* **The request**: Identify and reproduce every line holding the string "have".

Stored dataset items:
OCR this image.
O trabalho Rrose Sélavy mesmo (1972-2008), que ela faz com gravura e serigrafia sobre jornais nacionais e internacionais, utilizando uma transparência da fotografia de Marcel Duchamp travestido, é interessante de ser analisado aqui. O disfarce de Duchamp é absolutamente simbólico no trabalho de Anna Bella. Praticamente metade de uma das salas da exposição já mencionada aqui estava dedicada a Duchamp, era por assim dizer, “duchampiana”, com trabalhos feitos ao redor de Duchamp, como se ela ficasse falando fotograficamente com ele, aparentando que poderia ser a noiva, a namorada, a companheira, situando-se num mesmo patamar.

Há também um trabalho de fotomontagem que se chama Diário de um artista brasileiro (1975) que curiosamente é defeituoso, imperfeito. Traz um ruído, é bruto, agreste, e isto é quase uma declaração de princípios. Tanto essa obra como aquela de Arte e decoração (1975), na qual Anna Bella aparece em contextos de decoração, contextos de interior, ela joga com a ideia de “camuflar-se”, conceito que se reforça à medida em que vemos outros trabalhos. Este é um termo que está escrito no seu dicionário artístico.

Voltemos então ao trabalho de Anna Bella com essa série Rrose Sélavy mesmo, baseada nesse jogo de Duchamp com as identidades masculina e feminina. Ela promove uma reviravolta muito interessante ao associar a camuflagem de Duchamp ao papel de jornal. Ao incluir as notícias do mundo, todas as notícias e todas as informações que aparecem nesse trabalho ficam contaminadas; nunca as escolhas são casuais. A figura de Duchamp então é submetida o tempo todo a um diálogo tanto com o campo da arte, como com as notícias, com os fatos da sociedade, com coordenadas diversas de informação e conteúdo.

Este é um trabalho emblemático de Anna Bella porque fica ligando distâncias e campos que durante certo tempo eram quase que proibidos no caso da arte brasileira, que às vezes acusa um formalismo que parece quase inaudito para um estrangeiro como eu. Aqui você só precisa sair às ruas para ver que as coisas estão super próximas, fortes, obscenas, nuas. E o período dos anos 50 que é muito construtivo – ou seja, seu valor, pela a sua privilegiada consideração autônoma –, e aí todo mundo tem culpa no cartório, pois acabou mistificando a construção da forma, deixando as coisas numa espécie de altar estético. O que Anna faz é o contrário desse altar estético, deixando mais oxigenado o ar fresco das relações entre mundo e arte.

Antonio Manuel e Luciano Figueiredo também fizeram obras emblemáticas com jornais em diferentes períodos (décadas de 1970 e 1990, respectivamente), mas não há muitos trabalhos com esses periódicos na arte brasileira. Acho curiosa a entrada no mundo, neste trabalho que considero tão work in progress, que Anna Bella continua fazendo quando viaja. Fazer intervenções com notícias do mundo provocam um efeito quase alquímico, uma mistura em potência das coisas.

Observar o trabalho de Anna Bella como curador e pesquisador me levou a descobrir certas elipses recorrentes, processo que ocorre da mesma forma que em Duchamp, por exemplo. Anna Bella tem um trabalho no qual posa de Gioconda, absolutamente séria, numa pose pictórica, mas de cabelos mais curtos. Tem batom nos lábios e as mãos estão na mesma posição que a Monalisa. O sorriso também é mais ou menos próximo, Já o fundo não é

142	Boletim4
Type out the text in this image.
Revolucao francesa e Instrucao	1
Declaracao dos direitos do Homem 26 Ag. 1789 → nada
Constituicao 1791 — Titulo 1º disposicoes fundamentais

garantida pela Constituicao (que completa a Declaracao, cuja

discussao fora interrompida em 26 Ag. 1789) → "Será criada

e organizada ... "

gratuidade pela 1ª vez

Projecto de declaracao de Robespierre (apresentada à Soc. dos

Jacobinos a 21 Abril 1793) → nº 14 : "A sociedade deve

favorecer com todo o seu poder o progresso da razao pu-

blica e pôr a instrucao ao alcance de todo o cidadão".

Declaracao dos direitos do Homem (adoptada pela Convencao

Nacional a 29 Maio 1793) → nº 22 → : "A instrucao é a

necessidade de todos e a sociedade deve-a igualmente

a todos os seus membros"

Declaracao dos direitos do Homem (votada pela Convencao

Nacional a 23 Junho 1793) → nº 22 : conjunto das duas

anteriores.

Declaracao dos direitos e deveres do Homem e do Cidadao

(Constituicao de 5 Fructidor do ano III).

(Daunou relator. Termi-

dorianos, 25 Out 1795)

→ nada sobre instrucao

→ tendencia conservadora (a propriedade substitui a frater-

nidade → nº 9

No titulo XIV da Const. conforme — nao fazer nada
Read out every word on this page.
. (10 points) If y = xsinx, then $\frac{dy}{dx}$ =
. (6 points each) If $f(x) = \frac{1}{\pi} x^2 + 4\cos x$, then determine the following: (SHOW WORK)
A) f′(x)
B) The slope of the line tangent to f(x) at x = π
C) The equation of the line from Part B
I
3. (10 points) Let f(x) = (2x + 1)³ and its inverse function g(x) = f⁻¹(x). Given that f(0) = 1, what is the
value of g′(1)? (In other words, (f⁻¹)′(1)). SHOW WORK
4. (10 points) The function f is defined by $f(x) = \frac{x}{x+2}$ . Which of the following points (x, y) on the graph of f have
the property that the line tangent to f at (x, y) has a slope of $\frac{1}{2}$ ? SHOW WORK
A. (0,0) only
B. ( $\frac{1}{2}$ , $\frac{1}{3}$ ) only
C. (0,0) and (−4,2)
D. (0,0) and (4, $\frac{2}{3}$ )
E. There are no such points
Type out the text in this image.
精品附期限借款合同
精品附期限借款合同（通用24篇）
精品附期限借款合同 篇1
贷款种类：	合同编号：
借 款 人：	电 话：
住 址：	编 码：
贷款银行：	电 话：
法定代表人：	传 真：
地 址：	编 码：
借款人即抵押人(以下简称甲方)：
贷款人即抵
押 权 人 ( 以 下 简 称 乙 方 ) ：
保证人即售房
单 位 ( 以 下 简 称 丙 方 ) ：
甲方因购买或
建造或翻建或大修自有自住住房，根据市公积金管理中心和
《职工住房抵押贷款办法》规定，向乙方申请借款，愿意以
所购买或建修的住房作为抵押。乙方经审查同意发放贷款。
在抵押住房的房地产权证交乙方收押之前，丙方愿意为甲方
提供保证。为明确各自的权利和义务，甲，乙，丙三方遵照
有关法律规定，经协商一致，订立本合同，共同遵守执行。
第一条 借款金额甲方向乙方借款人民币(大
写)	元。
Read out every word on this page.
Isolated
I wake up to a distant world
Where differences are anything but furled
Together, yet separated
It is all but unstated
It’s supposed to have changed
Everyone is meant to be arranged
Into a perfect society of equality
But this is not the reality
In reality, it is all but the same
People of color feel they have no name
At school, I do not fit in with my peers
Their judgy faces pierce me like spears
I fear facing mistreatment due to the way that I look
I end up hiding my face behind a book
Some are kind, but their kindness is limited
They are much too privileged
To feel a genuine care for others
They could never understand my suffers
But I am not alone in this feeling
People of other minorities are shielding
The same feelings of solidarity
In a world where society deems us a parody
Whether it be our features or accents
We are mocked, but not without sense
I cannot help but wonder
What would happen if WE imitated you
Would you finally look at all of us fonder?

* **Reply to the exercise**:
4. (10 points) The function f is defined by $f(x) = \frac{x}{x+2}$ . Which of the following points (x, y) on the graph of f have
It’s supposed to have changed
People of color feel they have no name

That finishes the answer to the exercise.